▶ WHAT IS ASKED
Return the full listing exactly as it is written.
○ ○ ○ ○ ○ ○ ○
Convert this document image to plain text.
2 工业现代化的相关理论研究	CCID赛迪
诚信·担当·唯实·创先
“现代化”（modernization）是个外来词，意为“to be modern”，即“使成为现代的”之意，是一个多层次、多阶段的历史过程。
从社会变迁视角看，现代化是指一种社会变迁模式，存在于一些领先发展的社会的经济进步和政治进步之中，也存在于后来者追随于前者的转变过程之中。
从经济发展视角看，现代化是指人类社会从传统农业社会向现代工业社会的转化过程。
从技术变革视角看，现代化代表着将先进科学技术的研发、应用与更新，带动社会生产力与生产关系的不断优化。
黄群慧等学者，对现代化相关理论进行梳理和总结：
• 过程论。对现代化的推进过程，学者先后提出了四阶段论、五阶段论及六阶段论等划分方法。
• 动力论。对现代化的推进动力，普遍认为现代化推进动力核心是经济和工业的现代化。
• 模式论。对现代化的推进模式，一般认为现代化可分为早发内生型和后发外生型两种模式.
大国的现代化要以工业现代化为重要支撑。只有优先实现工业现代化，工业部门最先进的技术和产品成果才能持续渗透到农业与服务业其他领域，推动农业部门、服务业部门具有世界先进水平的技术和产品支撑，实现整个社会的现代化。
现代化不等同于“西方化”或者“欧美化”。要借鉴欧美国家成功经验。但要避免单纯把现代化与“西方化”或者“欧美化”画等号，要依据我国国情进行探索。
○ ○ ○ ○ ○ ○ ○
▶ WORKED SOLUTION
Convert this document image to plain text.
2 工业现代化的相关理论研究	CCID赛迪
诚信·担当·唯实·创先
“现代化”（modernization）是个外来词，意为“to be modern”，即“使成为现代的”之意，是一个多层次、多阶段的历史过程。
从社会变迁视角看，现代化是指一种社会变迁模式，存在于一些领先发展的社会的经济进步和政治进步之中，也存在于后来者追随于前者的转变过程之中。
从经济发展视角看，现代化是指人类社会从传统农业社会向现代工业社会的转化过程。
从技术变革视角看，现代化代表着将先进科学技术的研发、应用与更新，带动社会生产力与生产关系的不断优化。
黄群慧等学者，对现代化相关理论进行梳理和总结：
• 过程论。对现代化的推进过程，学者先后提出了四阶段论、五阶段论及六阶段论等划分方法。
• 动力论。对现代化的推进动力，普遍认为现代化推进动力核心是经济和工业的现代化。
• 模式论。对现代化的推进模式，一般认为现代化可分为早发内生型和后发外生型两种模式.
大国的现代化要以工业现代化为重要支撑。只有优先实现工业现代化，工业部门最先进的技术和产品成果才能持续渗透到农业与服务业其他领域，推动农业部门、服务业部门具有世界先进水平的技术和产品支撑，实现整个社会的现代化。
现代化不等同于“西方化”或者“欧美化”。要借鉴欧美国家成功经验。但要避免单纯把现代化与“西方化”或者“欧美化”画等号，要依据我国国情进行探索。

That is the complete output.